--- PAGE EXCERPT ---
--

18. Compliance with Governmental Regulations. Section 7.4 of the Lease is hereby amended by adding the following sentence to the end of that section:
Notwithstanding anything in this Section 7.4 to the contrary, Tenant shall in no event be required by reason of this Section 7.4 to effect any alterations unless the requirement to effect such alterations are triggered by Leasehold Improvements, Alterations or Tenant's specific use of the Premises as compared with uses by tenants in general.
19. Liens. Section 5.5 of the Lease is hereby amended by substituting the following two sentences for the first sentence of that section:
Tenant shall keep the Premises and the Property free from any liens and shall pay when due all bills arising out of any work performed, materials furnished or obligations incurred by Tenant, its agents, employees or contractors relating to the Premises, and the filing of this Lease shall constitute notice to any third parties of the invalidity of any such asserted liens. Tenant hereby warrants (1) that it shall give actual advance notice to any contractors, subcontractors, or suppliers of goods, labor or services that any such liens shall be invalid, and (2) that it shall take any additional measures as shall be reasonably necessary in order to keep the Premises free of all liens resulting from construction performed by or on behalf of Tenant.
20. Arbitration. The following shall be added as Section 16 to the Lease:
16.1 General Submittals to Arbitration. Subject to Section 16.3 below, the provisions of this Section 16 contain the sole and exclusive method, means and procedure to resolve any and all disputes or disagreements, including whether any particular matter constitutes, or with the passage of time would constitute, an Event of Default. With respect to the payment of money, such payment can be made "under protest," which shall occur when such payment is accompanied by a good-faith notice stating why the party has elected to make a payment under protest. Such protest will be deemed waived unless the subject matter identified in the protest is submitted to arbitration as set forth in the following:
16.2 Process. Within thirty (30) days after delivery of written notice ("Notice of Dispute"), the parties shall meet in good faith to meet and to resolve the matters set forth in the Notice of Dispute. In the event that the parties cannot agree on a resolution of such matter within said thirty (30) day period, then the matter shall be referred to arbitration in accordance with the then current rules and procedures (using any available expedited (fast track) dispute resolution process) of the American Arbitration Association applicable to real property disputes, with the nonprevailing party to pay for the cost of such arbitration. Such arbitration shall take place in Alameda County, California.
16.3 Exclusion. Notwithstanding anything in the foregoing to the contrary, the provisions of this Section 16 shall not prevent Landlord from bringing an action against Tenant for unlawful detainer in the event that an event of default shall be deemed to have occurred pursuant to Section 13.1 of this Lease.
21. Option to Extend.

--

--- PROBLEM SET ---
[a] According to the lease amendment excerpt, in what location must arbitration take place?
[b] Extend the lease amendment excerpt by writing on from its final line.

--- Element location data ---
--

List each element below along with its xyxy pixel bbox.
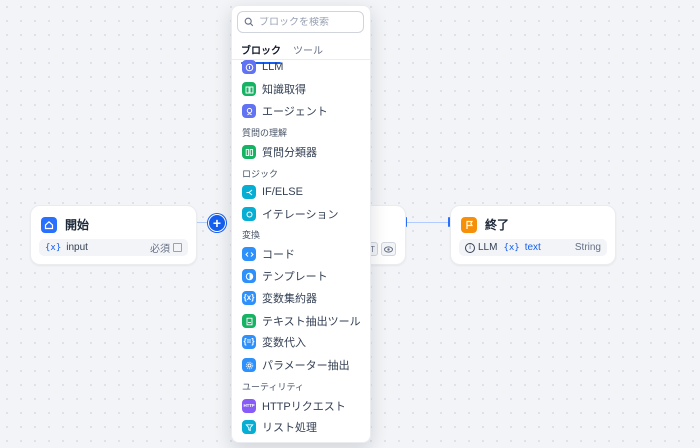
block-item-variable-aggregator[interactable]: {x} 変数集約器 — [242, 289, 364, 307]
tab-tools[interactable]: ツール — [293, 41, 323, 59]
block-item-llm[interactable]: LLM — [242, 58, 364, 76]
aggregator-icon: {x} — [242, 291, 256, 305]
agent-icon — [242, 104, 256, 118]
book-icon — [242, 82, 256, 96]
llm-icon — [242, 60, 256, 74]
section-utilities: ユーティリティ — [242, 382, 304, 392]
code-icon — [242, 247, 256, 261]
block-search-input[interactable] — [259, 16, 359, 28]
block-item-label: 変数集約器 — [262, 293, 317, 305]
block-item-label: LLM — [262, 61, 284, 73]
llm-node-row-controls: T — [367, 242, 396, 256]
http-icon: HTTP — [242, 399, 256, 413]
block-item-label: 変数代入 — [262, 337, 306, 349]
output-variable-name: text — [524, 242, 541, 253]
block-item-label: エージェント — [262, 106, 328, 118]
end-node-output-row: i LLM {x} text String — [459, 239, 607, 256]
block-item-iteration[interactable]: イテレーション — [242, 205, 364, 223]
flag-icon — [461, 216, 477, 233]
classifier-icon — [242, 145, 256, 159]
eye-icon[interactable] — [380, 242, 396, 256]
assign-icon: {=} — [242, 335, 256, 349]
add-block-button[interactable]: + — [208, 214, 226, 232]
start-node-title: 開始 — [65, 218, 90, 232]
block-item-doc-extractor[interactable]: テキスト抽出ツール — [242, 312, 364, 330]
block-item-template[interactable]: テンプレート — [242, 267, 364, 285]
block-item-list-operator[interactable]: リスト処理 — [242, 418, 364, 436]
variable-icon: {x} — [503, 242, 520, 253]
end-node[interactable]: 終了 i LLM {x} text String — [450, 205, 616, 265]
block-item-agent[interactable]: エージェント — [242, 102, 364, 120]
llm-source-icon: i — [465, 242, 475, 253]
end-node-title: 終了 — [485, 218, 510, 232]
block-item-variable-assigner[interactable]: {=} 変数代入 — [242, 333, 364, 351]
block-selector-menu: ブロック ツール LLM 知識取得 エージェント 質問の理解 質問分類器 ロジッ… — [231, 5, 371, 443]
block-item-code[interactable]: コード — [242, 245, 364, 263]
block-item-if-else[interactable]: IF/ELSE — [242, 183, 364, 201]
param-icon — [242, 358, 256, 372]
block-item-label: イテレーション — [262, 209, 339, 221]
block-item-label: コード — [262, 249, 295, 261]
required-label: 必須 — [150, 244, 170, 255]
tab-blocks[interactable]: ブロック — [241, 41, 281, 64]
block-item-label: テキスト抽出ツール — [262, 316, 361, 328]
text-input-type-icon — [173, 243, 182, 252]
loop-icon — [242, 207, 256, 221]
filter-icon — [242, 420, 256, 434]
section-transform: 変換 — [242, 230, 261, 240]
search-icon — [244, 17, 254, 27]
start-node-variable-row: {x} input 必須 — [39, 239, 188, 256]
block-item-label: 知識取得 — [262, 84, 306, 96]
block-item-label: テンプレート — [262, 271, 328, 283]
block-item-label: パラメーター抽出 — [262, 360, 350, 372]
block-item-knowledge-retrieval[interactable]: 知識取得 — [242, 80, 364, 98]
start-node[interactable]: 開始 {x} input 必須 — [30, 205, 197, 265]
block-item-http-request[interactable]: HTTP HTTPリクエスト — [242, 397, 364, 415]
block-item-label: HTTPリクエスト — [262, 401, 346, 413]
edge-middle-to-end — [407, 222, 449, 223]
variable-icon: {x} — [45, 242, 62, 253]
output-source-label: LLM — [478, 242, 498, 253]
section-question-understanding: 質問の理解 — [242, 128, 288, 138]
home-icon — [41, 216, 57, 233]
block-search-box[interactable] — [237, 11, 364, 33]
block-item-parameter-extractor[interactable]: パラメーター抽出 — [242, 356, 364, 374]
doc-extract-icon — [242, 314, 256, 328]
block-item-label: リスト処理 — [262, 422, 317, 434]
start-variable-name: input — [66, 242, 88, 253]
branch-icon — [242, 185, 256, 199]
output-type-label: String — [574, 242, 601, 253]
block-item-label: IF/ELSE — [262, 186, 303, 198]
block-item-label: 質問分類器 — [262, 147, 317, 159]
section-logic: ロジック — [242, 169, 279, 179]
template-icon — [242, 269, 256, 283]
block-item-question-classifier[interactable]: 質問分類器 — [242, 143, 364, 161]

--

--- OUTPUTS BY TASK ---
[a] Alameda County, California.

[b]
(a) Option Right. Landlord hereby grants Tenant one (1) option to extend the Lease Term (the "Extension Option") for the entire Premises for a period of five (5) years (the "Option Term"), which option shall be exercisable only by written notice delivered by Tenant to Landlord as provided below, provided that, as of the date of delivery of such written notice, Tenant is not in a state of uncured monetary or other default following the expiration of the applicable cure periods under the Lease. Upon the proper exercise of such option to extend, and provided that, as of the end of the Extended Term, Tenant is not in default beyond any applicable notice and cure periods under the Lease, the Lease Term shall be extended for the length of the Option Term.
(b) Option Rent. The annual base rent payable by Tenant during the Option Term (the "Option Rent") shall be equal to the greater of (i) ninety-five percent (95%) of "Fair Market Rent" which for purposes hereof means the annual basic rent, including periodic rental increases, if applicable, taking into account whether the then current market is using leases based on a base year, an expense stop, or a triple net, at which tenants, as of the commencement of the Option Term, are leasing non-sublease space comparable in size, location and quality to the Premises (and including comparable tenant improvements therein) for a comparable term, located in buildings located in the vicinity of the Property, which buildings are comparable in size, age, specifications, construction and quality of appearance, services and amenities to the Property (the "Project Area"), taking into consideration all concessions and inducements generally being granted at such time, and (ii) the Monthly Rent and Additional Rent payable immediately prior to the Option Term. All other terms and conditions of the Lease shall apply throughout any such Option Term; however, any obligation of Landlord to construct tenant improvements or provide an allowance shall not apply during the Option Term, except to the extent such provisions are included in the definition of Fair Market Rent, and Tenant shall, in no event, have the option to extend the Lease Term beyond the Option Term described in Section 21(a) above.
(c) Exercise of Options. The option contained in this Section 21 shall be exercised by Tenant, if at all, in the following manner: (i) Tenant shall deliver written notice to Landlord not more than twelve (12) months nor less than six (6) months prior to the expiration of the Extended Term stating that Tenant is interested in exercising its Extension Option; (ii) Landlord, after receipt of Tenant's notice, shall deliver notice (the "Option Rent Notice") to Tenant not less than five (5) months prior to the expiration of the Extended Term setting forth the Option Rent; and (iii) if Tenant wishes to exercise such option, Tenant shall, on or before the earlier of (A) the date occurring four (4) months prior to the expiration of the Extended Term, and (B) the date occurring thirty (30) days after Tenant's receipt of the Option Rent Notice, exercise the option by delivering written notice thereof to Landlord and, concurrent with such exercise, Tenant may, at its option, object to the Option Rent contained in the Option Rent Notice, in which case the parties shall follow the procedure, and the Option Rent shall be determined, as set forth in Section 21(d) below.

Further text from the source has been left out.